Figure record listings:
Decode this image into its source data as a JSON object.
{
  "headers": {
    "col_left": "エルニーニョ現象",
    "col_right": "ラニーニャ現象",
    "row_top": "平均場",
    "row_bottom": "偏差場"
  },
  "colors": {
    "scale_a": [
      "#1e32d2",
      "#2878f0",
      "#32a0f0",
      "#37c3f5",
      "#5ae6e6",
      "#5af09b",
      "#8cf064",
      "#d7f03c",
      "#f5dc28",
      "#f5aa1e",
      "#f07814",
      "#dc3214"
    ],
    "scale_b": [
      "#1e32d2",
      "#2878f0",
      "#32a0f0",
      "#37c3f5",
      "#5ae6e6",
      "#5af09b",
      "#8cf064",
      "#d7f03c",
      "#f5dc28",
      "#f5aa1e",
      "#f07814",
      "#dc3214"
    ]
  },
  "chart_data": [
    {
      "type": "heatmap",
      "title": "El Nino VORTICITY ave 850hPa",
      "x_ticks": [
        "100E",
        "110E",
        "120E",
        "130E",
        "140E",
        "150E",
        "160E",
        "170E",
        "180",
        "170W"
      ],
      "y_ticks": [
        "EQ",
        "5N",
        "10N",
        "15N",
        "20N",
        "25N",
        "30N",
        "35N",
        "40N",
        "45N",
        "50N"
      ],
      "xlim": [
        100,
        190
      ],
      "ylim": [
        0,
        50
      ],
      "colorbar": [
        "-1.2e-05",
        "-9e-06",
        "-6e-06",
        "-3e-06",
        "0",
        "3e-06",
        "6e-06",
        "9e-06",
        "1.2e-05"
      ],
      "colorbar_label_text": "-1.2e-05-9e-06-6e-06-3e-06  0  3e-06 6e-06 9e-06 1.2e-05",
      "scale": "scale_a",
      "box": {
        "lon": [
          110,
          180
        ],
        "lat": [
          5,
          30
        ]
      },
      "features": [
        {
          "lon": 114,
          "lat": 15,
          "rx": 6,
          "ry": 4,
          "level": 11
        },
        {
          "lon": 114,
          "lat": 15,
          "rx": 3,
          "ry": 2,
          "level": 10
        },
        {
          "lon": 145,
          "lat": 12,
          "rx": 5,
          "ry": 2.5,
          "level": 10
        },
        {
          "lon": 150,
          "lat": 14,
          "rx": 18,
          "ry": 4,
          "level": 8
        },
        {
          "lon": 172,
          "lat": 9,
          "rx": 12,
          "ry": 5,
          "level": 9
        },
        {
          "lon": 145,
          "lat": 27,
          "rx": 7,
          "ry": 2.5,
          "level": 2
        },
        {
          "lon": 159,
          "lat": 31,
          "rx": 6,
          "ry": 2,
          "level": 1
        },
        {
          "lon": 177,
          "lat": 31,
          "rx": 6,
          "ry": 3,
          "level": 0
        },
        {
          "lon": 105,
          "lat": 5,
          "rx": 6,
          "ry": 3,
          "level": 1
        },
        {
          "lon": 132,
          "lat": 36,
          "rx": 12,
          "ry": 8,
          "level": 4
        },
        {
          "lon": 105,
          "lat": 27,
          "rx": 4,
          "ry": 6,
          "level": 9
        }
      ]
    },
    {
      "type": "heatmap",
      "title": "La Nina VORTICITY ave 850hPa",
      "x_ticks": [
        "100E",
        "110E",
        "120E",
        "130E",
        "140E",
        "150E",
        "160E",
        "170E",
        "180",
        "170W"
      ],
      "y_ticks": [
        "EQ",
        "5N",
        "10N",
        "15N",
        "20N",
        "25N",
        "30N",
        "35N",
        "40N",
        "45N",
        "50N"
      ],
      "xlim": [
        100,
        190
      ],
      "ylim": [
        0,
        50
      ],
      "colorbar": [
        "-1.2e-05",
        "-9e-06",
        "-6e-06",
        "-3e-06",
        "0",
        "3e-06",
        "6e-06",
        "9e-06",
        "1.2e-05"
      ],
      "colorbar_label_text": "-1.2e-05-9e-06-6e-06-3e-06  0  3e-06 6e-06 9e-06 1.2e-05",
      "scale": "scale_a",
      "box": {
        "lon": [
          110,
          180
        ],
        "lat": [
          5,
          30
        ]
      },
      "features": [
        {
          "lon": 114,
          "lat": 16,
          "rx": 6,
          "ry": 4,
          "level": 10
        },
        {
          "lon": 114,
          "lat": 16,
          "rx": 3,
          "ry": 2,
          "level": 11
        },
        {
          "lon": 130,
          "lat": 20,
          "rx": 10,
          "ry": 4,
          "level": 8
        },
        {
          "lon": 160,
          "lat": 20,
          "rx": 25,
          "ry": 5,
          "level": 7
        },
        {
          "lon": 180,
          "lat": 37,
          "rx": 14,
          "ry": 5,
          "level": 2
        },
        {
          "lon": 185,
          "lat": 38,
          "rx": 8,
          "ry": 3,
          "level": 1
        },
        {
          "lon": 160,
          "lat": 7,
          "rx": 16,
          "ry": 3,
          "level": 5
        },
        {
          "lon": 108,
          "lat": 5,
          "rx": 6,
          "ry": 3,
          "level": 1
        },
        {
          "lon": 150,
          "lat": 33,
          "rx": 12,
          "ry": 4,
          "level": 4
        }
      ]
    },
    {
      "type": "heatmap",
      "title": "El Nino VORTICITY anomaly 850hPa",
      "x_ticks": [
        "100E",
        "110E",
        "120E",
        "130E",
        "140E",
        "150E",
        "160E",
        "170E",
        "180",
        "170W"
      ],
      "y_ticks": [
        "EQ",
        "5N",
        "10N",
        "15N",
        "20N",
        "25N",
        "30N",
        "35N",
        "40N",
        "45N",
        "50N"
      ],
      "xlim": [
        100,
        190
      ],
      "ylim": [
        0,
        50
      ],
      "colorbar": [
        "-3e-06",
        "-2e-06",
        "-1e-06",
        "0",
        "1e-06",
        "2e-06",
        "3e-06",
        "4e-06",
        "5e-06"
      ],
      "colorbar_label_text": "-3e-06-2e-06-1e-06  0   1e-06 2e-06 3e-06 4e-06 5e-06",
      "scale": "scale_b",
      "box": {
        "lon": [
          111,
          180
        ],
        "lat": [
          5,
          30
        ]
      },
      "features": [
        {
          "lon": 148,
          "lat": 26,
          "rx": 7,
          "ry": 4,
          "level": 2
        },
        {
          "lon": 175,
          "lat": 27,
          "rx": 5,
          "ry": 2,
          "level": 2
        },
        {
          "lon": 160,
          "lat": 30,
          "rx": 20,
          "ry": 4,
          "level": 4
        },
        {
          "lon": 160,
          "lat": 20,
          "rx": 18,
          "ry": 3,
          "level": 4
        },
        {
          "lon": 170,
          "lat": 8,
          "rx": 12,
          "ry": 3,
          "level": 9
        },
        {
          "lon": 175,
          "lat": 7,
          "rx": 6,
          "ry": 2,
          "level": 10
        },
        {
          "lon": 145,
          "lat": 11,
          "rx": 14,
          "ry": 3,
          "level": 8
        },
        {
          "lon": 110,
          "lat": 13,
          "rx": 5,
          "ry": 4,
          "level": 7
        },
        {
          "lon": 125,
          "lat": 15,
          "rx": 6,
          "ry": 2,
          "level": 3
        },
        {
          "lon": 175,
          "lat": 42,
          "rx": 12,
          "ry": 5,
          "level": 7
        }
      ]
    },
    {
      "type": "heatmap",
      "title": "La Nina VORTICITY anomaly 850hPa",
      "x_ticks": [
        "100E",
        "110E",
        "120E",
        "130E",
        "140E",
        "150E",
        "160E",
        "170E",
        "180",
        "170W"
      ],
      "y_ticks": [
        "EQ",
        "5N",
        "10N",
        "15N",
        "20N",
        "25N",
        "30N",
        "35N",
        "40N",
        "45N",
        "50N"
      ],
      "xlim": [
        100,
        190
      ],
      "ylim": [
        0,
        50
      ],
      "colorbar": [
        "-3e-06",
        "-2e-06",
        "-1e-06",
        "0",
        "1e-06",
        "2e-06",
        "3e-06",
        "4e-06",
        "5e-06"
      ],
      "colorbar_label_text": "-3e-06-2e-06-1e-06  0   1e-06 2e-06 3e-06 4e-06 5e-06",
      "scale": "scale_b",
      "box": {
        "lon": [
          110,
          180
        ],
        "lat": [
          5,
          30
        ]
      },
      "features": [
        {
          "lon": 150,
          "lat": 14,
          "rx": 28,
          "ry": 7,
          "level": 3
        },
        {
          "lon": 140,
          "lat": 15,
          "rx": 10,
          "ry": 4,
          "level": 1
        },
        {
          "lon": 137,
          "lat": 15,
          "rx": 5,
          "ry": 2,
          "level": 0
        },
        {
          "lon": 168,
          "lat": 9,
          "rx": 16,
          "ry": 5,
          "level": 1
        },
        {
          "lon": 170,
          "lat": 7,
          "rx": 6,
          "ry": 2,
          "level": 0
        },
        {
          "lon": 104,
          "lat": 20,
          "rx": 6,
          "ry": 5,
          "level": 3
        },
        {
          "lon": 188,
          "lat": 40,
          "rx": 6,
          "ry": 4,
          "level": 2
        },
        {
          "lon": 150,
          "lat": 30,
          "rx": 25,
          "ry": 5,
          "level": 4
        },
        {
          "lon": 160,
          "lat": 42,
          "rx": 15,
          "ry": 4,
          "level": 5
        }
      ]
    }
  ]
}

DIRECTIONS FOR THIS TASK —
Looking at the records above, tally the lines holding "Nina" and reply with that number only.

ANSWER IN FULL —
2